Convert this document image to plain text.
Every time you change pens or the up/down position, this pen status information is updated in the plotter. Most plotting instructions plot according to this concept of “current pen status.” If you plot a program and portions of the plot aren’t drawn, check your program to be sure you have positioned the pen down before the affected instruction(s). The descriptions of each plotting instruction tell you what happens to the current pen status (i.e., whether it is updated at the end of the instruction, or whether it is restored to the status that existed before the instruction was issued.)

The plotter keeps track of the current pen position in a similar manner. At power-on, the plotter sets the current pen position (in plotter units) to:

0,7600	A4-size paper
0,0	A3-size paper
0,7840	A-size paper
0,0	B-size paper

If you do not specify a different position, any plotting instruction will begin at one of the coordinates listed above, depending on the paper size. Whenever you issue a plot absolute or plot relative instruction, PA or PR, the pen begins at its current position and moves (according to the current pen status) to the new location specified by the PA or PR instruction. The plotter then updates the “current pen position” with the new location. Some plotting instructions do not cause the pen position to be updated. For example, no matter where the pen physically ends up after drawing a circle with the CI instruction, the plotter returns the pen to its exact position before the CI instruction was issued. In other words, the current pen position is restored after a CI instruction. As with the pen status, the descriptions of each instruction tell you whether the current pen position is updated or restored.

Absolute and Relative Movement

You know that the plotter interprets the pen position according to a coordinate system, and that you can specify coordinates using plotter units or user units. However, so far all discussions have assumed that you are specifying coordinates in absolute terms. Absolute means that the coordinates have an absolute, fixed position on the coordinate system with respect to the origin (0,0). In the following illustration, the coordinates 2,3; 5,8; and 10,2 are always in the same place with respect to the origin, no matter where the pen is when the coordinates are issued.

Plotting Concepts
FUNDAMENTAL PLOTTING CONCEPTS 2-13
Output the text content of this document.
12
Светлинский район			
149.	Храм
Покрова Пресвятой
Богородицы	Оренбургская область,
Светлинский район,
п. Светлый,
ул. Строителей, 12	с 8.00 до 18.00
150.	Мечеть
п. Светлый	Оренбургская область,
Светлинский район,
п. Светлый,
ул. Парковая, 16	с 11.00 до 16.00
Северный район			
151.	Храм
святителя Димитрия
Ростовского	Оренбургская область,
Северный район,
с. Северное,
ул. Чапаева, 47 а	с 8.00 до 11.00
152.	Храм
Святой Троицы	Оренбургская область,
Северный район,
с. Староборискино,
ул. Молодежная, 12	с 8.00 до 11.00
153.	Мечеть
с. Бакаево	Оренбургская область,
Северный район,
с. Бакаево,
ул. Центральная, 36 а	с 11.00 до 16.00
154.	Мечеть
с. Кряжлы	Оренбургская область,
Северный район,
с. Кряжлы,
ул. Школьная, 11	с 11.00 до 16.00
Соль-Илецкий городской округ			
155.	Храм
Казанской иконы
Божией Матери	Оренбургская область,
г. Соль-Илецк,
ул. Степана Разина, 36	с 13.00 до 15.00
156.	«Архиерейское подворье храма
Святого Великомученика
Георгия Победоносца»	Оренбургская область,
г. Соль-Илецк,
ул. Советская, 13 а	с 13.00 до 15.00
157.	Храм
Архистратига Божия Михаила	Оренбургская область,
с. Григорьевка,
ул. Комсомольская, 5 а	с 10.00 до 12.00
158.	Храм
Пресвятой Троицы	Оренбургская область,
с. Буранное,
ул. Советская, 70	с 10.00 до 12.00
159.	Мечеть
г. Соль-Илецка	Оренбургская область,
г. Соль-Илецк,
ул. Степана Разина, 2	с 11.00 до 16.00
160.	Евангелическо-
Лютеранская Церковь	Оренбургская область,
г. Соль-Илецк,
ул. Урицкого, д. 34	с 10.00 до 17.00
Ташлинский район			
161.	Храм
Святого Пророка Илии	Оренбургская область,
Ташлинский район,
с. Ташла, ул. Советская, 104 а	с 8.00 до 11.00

—————

*What is needed:* Set down the entries verbatim, leaving none out.

*Task output:*
Convert this document image to plain text.
Every time you change pens or the up/down position, this pen status information is updated in the plotter. Most plotting instructions plot according to this concept of “current pen status.” If you plot a program and portions of the plot aren’t drawn, check your program to be sure you have positioned the pen down before the affected instruction(s). The descriptions of each plotting instruction tell you what happens to the current pen status (i.e., whether it is updated at the end of the instruction, or whether it is restored to the status that existed before the instruction was issued.)

The plotter keeps track of the current pen position in a similar manner. At power-on, the plotter sets the current pen position (in plotter units) to:

0,7600	A4-size paper
0,0	A3-size paper
0,7840	A-size paper
0,0	B-size paper

If you do not specify a different position, any plotting instruction will begin at one of the coordinates listed above, depending on the paper size. Whenever you issue a plot absolute or plot relative instruction, PA or PR, the pen begins at its current position and moves (according to the current pen status) to the new location specified by the PA or PR instruction. The plotter then updates the “current pen position” with the new location. Some plotting instructions do not cause the pen position to be updated. For example, no matter where the pen physically ends up after drawing a circle with the CI instruction, the plotter returns the pen to its exact position before the CI instruction was issued. In other words, the current pen position is restored after a CI instruction. As with the pen status, the descriptions of each instruction tell you whether the current pen position is updated or restored.

Absolute and Relative Movement

You know that the plotter interprets the pen position according to a coordinate system, and that you can specify coordinates using plotter units or user units. However, so far all discussions have assumed that you are specifying coordinates in absolute terms. Absolute means that the coordinates have an absolute, fixed position on the coordinate system with respect to the origin (0,0). In the following illustration, the coordinates 2,3; 5,8; and 10,2 are always in the same place with respect to the origin, no matter where the pen is when the coordinates are issued.

Plotting Concepts
FUNDAMENTAL PLOTTING CONCEPTS 2-13
Output the text content of this document.
12
Светлинский район			
149.	Храм
Покрова Пресвятой
Богородицы	Оренбургская область,
Светлинский район,
п. Светлый,
ул. Строителей, 12	с 8.00 до 18.00
150.	Мечеть
п. Светлый	Оренбургская область,
Светлинский район,
п. Светлый,
ул. Парковая, 16	с 11.00 до 16.00
Северный район			
151.	Храм
святителя Димитрия
Ростовского	Оренбургская область,
Северный район,
с. Северное,
ул. Чапаева, 47 а	с 8.00 до 11.00
152.	Храм
Святой Троицы	Оренбургская область,
Северный район,
с. Староборискино,
ул. Молодежная, 12	с 8.00 до 11.00
153.	Мечеть
с. Бакаево	Оренбургская область,
Северный район,
с. Бакаево,
ул. Центральная, 36 а	с 11.00 до 16.00
154.	Мечеть
с. Кряжлы	Оренбургская область,
Северный район,
с. Кряжлы,
ул. Школьная, 11	с 11.00 до 16.00
Соль-Илецкий городской округ			
155.	Храм
Казанской иконы
Божией Матери	Оренбургская область,
г. Соль-Илецк,
ул. Степана Разина, 36	с 13.00 до 15.00
156.	«Архиерейское подворье храма
Святого Великомученика
Георгия Победоносца»	Оренбургская область,
г. Соль-Илецк,
ул. Советская, 13 а	с 13.00 до 15.00
157.	Храм
Архистратига Божия Михаила	Оренбургская область,
с. Григорьевка,
ул. Комсомольская, 5 а	с 10.00 до 12.00
158.	Храм
Пресвятой Троицы	Оренбургская область,
с. Буранное,
ул. Советская, 70	с 10.00 до 12.00
159.	Мечеть
г. Соль-Илецка	Оренбургская область,
г. Соль-Илецк,
ул. Степана Разина, 2	с 11.00 до 16.00
160.	Евангелическо-
Лютеранская Церковь	Оренбургская область,
г. Соль-Илецк,
ул. Урицкого, д. 34	с 10.00 до 17.00
Ташлинский район			
161.	Храм
Святого Пророка Илии	Оренбургская область,
Ташлинский район,
с. Ташла, ул. Советская, 104 а	с 8.00 до 11.00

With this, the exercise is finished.